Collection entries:

-- Begin --

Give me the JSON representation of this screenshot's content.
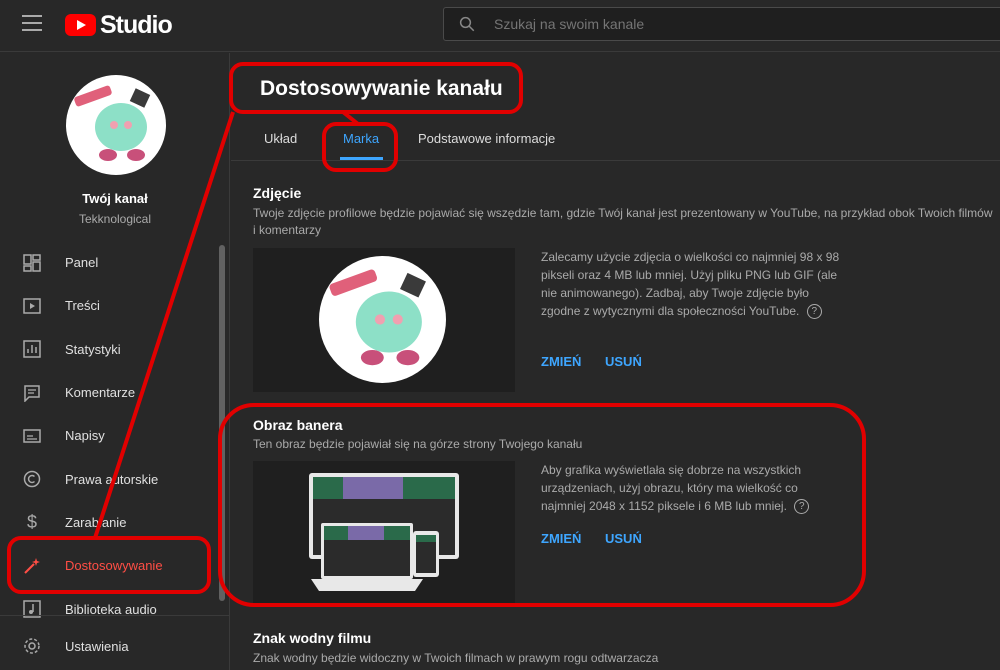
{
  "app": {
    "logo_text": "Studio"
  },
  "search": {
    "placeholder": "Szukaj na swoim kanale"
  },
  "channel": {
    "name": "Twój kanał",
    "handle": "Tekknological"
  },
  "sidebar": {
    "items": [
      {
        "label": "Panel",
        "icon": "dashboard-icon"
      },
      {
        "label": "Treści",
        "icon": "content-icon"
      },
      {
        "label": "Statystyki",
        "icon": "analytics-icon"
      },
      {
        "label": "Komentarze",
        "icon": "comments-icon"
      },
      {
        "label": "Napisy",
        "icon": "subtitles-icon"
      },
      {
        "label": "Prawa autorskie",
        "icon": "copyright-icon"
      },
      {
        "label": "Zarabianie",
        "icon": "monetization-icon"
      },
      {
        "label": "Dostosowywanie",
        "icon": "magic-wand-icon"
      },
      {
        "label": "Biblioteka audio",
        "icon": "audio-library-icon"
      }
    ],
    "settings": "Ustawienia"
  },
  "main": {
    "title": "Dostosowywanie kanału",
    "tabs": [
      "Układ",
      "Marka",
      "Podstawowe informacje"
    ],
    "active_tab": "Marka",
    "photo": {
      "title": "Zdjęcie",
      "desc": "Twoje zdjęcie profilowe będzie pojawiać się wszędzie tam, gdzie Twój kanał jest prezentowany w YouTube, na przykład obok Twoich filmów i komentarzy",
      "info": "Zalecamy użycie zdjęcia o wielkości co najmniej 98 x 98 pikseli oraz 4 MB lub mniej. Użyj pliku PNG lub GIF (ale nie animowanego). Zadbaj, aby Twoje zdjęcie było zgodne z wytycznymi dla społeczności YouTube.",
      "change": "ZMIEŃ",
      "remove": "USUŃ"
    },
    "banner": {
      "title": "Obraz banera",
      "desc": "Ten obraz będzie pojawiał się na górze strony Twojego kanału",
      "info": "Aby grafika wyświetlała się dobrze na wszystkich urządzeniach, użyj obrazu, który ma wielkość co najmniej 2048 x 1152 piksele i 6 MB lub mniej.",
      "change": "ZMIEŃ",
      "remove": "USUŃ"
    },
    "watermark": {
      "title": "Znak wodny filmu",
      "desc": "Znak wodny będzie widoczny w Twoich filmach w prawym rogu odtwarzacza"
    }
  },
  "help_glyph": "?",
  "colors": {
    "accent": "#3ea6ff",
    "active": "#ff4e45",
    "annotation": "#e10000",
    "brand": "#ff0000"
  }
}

-- End --
-- Begin --

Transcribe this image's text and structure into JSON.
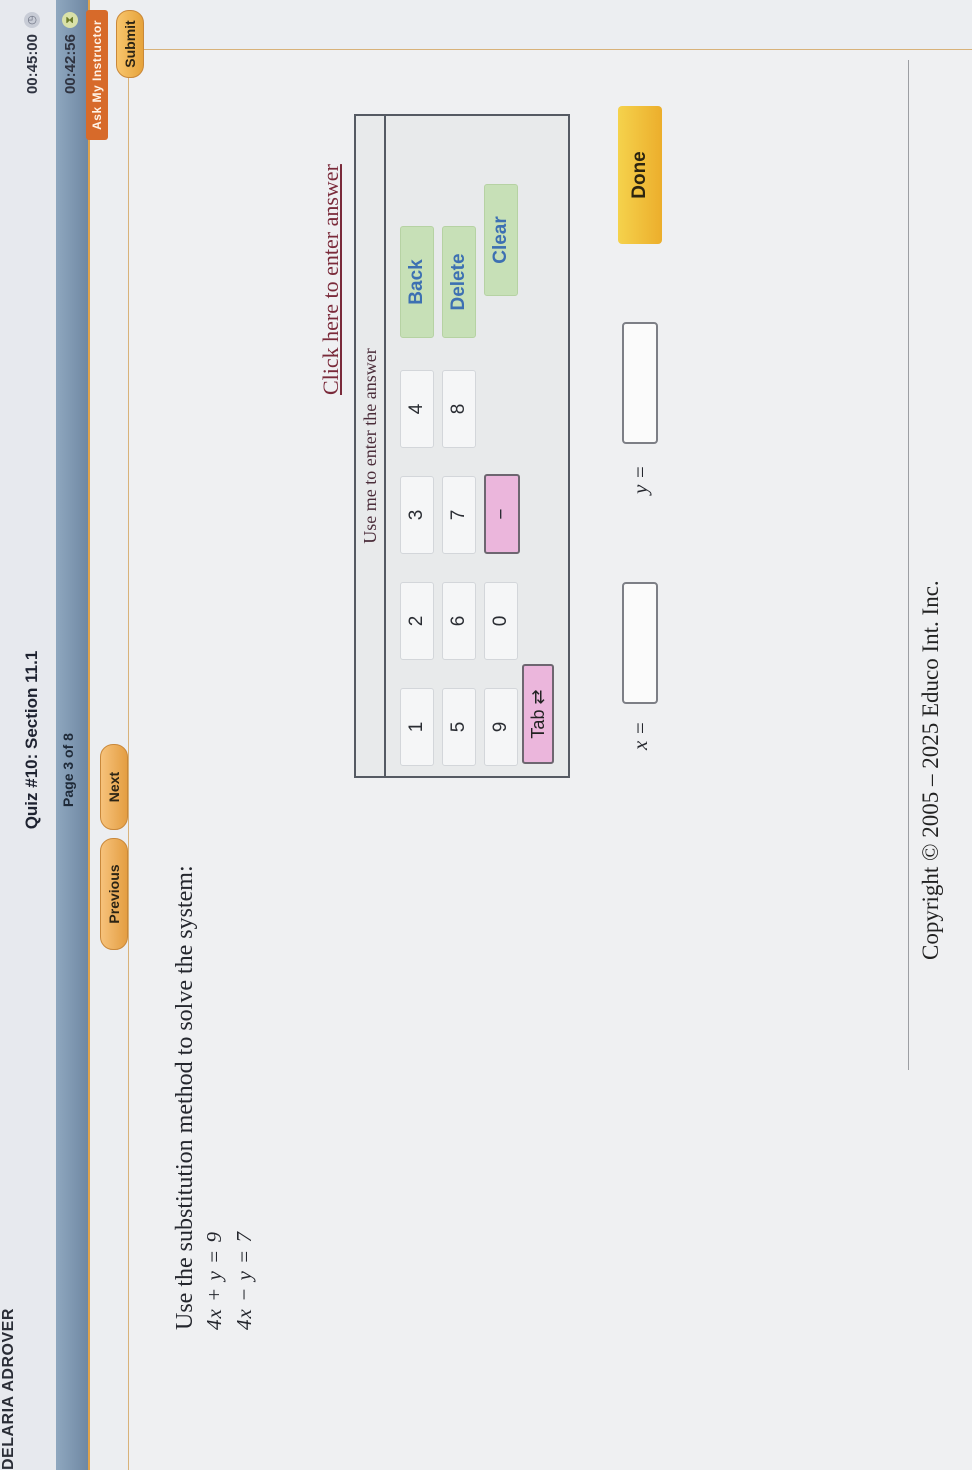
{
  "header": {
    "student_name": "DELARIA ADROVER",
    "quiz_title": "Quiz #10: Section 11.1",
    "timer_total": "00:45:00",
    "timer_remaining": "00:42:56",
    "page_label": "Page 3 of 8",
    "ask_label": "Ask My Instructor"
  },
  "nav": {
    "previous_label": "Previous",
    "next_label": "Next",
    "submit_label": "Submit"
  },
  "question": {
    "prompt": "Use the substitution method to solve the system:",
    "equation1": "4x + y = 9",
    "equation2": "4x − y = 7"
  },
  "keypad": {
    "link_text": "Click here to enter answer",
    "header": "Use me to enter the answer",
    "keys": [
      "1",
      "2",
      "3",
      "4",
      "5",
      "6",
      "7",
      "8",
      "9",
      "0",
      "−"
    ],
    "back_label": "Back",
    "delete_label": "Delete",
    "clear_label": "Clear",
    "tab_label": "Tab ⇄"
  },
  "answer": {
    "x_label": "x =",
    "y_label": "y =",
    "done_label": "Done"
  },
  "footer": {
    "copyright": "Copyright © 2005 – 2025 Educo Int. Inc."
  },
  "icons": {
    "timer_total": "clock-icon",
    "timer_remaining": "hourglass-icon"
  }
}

-- End --

DIRECTIVE: Copy out every line holding the string "wodny".

EXERCISE OUTPUT:
      "title": "Znak wodny filmu",
      "desc": "Znak wodny będzie widoczny w Twoich filmach w prawym rogu odtwarzacza"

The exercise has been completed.